┏━━

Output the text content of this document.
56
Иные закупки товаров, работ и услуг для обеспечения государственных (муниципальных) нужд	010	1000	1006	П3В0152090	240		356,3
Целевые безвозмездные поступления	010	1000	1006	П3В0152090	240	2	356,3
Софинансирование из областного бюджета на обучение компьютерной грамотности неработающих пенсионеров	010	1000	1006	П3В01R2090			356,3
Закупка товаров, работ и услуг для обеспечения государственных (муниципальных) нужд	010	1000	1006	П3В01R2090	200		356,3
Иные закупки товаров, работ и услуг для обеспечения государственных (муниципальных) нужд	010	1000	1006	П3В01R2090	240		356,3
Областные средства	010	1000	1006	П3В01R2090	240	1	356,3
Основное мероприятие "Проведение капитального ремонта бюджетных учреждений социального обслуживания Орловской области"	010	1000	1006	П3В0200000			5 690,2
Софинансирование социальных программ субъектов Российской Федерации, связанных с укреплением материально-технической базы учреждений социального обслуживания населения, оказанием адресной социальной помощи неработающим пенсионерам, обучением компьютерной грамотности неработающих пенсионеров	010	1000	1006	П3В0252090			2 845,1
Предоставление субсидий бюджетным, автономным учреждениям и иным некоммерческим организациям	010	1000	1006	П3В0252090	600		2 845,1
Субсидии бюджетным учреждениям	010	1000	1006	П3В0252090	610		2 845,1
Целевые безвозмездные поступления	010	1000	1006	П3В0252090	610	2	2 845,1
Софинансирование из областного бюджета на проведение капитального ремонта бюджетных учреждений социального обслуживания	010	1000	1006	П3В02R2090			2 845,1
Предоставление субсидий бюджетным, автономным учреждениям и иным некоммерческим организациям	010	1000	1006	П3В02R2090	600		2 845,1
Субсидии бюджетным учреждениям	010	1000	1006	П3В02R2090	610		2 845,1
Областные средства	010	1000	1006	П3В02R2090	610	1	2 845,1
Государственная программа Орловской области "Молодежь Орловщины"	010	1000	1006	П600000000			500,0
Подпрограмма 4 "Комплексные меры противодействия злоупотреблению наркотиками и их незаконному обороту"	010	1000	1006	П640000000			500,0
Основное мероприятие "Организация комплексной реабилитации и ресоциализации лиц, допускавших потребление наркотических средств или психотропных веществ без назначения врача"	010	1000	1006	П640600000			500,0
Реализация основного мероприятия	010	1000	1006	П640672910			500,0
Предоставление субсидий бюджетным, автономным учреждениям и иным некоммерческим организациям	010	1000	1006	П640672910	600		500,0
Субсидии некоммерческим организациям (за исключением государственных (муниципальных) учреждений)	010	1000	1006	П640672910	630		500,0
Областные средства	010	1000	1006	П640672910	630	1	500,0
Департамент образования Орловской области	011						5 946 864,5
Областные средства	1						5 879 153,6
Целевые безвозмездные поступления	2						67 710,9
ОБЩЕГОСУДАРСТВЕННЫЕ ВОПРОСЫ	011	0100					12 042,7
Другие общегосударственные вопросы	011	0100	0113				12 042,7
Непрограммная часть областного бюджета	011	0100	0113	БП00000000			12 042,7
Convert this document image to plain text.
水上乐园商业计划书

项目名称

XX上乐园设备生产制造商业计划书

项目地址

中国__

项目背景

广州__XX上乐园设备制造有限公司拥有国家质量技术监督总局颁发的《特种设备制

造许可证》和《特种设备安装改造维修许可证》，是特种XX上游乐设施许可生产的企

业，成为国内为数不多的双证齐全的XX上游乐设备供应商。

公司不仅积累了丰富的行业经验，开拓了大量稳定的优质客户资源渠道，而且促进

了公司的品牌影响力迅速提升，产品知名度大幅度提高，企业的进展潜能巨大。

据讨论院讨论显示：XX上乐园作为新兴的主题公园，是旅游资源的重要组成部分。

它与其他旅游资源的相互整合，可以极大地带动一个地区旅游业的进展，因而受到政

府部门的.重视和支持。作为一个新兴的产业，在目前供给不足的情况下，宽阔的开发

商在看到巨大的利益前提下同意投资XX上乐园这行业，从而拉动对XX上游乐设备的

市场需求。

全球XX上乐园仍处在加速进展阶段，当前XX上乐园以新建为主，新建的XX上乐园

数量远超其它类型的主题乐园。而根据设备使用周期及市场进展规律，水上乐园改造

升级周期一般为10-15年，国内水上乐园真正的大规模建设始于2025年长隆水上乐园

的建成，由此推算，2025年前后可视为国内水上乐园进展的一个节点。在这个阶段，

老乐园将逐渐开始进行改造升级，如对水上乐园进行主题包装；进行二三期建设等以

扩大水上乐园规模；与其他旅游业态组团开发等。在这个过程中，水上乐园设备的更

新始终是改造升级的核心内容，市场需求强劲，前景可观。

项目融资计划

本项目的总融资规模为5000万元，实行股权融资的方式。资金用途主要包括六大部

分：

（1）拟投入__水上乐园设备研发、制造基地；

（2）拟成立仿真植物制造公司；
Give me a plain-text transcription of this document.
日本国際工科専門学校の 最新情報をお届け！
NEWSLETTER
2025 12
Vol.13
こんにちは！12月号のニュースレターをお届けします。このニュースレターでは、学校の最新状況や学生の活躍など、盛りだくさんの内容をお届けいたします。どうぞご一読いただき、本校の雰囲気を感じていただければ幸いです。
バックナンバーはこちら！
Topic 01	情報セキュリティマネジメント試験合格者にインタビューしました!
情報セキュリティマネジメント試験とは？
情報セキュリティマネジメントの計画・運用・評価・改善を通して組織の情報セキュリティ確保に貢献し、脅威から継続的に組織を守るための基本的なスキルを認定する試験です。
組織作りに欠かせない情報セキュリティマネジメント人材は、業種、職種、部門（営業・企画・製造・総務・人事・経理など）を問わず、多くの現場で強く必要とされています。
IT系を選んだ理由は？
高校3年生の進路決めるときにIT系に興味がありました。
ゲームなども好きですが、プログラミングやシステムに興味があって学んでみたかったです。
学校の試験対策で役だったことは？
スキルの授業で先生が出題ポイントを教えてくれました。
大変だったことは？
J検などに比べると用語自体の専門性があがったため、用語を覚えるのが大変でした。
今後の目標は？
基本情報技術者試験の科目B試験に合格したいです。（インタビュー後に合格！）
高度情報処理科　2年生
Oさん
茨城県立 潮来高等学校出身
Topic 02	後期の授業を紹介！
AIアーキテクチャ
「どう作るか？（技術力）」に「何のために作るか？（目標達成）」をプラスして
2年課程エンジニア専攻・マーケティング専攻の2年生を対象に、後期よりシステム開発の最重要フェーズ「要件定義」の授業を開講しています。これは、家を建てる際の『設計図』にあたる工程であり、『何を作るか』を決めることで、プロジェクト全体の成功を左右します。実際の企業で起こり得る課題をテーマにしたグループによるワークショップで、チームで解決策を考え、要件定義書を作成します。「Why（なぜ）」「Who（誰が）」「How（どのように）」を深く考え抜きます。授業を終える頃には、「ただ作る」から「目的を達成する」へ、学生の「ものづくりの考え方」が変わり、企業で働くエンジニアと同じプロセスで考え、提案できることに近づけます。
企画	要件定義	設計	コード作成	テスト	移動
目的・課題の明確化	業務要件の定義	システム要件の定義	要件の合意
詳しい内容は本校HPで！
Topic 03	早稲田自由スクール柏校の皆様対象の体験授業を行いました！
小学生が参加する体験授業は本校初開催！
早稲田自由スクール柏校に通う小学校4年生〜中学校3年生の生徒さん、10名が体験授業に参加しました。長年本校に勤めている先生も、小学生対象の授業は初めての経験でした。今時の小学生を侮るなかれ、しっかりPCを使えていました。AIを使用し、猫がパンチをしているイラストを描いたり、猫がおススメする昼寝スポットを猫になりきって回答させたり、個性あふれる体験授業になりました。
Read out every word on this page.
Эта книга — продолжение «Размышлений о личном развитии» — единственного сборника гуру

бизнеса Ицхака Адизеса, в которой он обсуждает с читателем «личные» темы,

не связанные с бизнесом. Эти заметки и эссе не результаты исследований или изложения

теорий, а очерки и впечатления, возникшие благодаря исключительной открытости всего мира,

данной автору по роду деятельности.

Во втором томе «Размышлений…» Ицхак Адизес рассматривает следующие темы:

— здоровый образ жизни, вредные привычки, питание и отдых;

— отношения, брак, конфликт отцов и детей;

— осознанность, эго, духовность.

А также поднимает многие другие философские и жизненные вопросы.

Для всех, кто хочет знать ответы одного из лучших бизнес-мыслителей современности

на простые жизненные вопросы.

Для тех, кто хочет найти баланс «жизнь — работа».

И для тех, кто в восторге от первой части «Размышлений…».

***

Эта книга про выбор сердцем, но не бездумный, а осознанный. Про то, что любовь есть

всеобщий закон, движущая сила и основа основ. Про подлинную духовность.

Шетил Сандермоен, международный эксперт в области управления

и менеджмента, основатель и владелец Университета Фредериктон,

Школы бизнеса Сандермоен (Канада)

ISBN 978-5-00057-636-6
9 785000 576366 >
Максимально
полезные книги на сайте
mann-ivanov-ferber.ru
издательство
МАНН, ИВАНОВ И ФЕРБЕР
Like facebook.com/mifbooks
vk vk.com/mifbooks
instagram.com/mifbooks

┗━━

_WHAT THE TASK REQUIRES_
Find the word "Основное" in the data and copy out each line where it turns up.

_OUTPUT FOR THIS EXERCISE_
Основное мероприятие "Проведение капитального ремонта бюджетных учреждений социального обслуживания Орловской области"	010	1000	1006	П3В0200000			5 690,2
Основное мероприятие "Организация комплексной реабилитации и ресоциализации лиц, допускавших потребление наркотических средств или психотропных веществ без назначения врача"	010	1000	1006	П640600000			500,0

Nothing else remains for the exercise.